> **To do**:
Copy out exactly the lines from the one containing "What text is on this page?" to the end of the records below, both included, and nothing else.

> **Extracted material**:
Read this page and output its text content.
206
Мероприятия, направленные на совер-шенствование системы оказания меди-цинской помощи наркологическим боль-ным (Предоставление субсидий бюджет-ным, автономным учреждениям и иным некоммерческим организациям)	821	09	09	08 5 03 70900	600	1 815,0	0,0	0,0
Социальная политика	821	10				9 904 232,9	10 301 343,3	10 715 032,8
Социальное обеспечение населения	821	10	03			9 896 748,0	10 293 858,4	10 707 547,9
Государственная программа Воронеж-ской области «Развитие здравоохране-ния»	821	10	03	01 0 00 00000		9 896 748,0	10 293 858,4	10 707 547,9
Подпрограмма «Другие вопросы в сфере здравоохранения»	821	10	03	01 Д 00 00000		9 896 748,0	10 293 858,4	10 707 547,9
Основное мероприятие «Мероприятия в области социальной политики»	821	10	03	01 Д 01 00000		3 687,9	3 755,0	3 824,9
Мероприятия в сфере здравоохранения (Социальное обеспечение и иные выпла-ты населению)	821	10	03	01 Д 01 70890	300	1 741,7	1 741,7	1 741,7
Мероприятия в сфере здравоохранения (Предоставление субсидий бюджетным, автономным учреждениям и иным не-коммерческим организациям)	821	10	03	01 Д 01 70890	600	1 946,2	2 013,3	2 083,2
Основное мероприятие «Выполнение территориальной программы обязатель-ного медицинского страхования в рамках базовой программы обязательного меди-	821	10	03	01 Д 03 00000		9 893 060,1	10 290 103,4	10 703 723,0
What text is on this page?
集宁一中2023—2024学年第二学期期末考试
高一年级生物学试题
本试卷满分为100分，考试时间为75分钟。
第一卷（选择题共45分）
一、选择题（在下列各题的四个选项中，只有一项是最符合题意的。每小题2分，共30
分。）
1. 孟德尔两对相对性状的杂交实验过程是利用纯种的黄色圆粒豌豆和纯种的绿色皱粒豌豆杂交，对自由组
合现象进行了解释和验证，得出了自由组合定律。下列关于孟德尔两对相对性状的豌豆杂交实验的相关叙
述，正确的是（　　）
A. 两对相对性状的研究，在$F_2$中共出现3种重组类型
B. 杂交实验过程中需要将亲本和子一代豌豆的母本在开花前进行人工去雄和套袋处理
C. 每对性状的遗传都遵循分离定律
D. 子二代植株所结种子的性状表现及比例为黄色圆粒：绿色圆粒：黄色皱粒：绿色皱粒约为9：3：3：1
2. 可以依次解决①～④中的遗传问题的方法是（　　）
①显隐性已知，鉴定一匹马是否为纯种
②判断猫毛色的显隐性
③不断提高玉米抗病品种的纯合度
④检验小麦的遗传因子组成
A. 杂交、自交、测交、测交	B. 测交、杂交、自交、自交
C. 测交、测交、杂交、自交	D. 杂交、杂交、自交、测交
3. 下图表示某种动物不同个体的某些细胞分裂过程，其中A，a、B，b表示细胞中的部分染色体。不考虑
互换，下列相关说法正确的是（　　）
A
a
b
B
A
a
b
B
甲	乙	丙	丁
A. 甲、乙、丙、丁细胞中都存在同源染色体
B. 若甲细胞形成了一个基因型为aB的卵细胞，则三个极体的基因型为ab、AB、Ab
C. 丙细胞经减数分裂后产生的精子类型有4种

> **Answer to this exercise**:
What text is on this page?
集宁一中2023—2024学年第二学期期末考试
高一年级生物学试题
本试卷满分为100分，考试时间为75分钟。
第一卷（选择题共45分）
一、选择题（在下列各题的四个选项中，只有一项是最符合题意的。每小题2分，共30
分。）
1. 孟德尔两对相对性状的杂交实验过程是利用纯种的黄色圆粒豌豆和纯种的绿色皱粒豌豆杂交，对自由组
合现象进行了解释和验证，得出了自由组合定律。下列关于孟德尔两对相对性状的豌豆杂交实验的相关叙
述，正确的是（　　）
A. 两对相对性状的研究，在$F_2$中共出现3种重组类型
B. 杂交实验过程中需要将亲本和子一代豌豆的母本在开花前进行人工去雄和套袋处理
C. 每对性状的遗传都遵循分离定律
D. 子二代植株所结种子的性状表现及比例为黄色圆粒：绿色圆粒：黄色皱粒：绿色皱粒约为9：3：3：1
2. 可以依次解决①～④中的遗传问题的方法是（　　）
①显隐性已知，鉴定一匹马是否为纯种
②判断猫毛色的显隐性
③不断提高玉米抗病品种的纯合度
④检验小麦的遗传因子组成
A. 杂交、自交、测交、测交	B. 测交、杂交、自交、自交
C. 测交、测交、杂交、自交	D. 杂交、杂交、自交、测交
3. 下图表示某种动物不同个体的某些细胞分裂过程，其中A，a、B，b表示细胞中的部分染色体。不考虑
互换，下列相关说法正确的是（　　）
A
a
b
B
A
a
b
B
甲	乙	丙	丁
A. 甲、乙、丙、丁细胞中都存在同源染色体
B. 若甲细胞形成了一个基因型为aB的卵细胞，则三个极体的基因型为ab、AB、Ab
C. 丙细胞经减数分裂后产生的精子类型有4种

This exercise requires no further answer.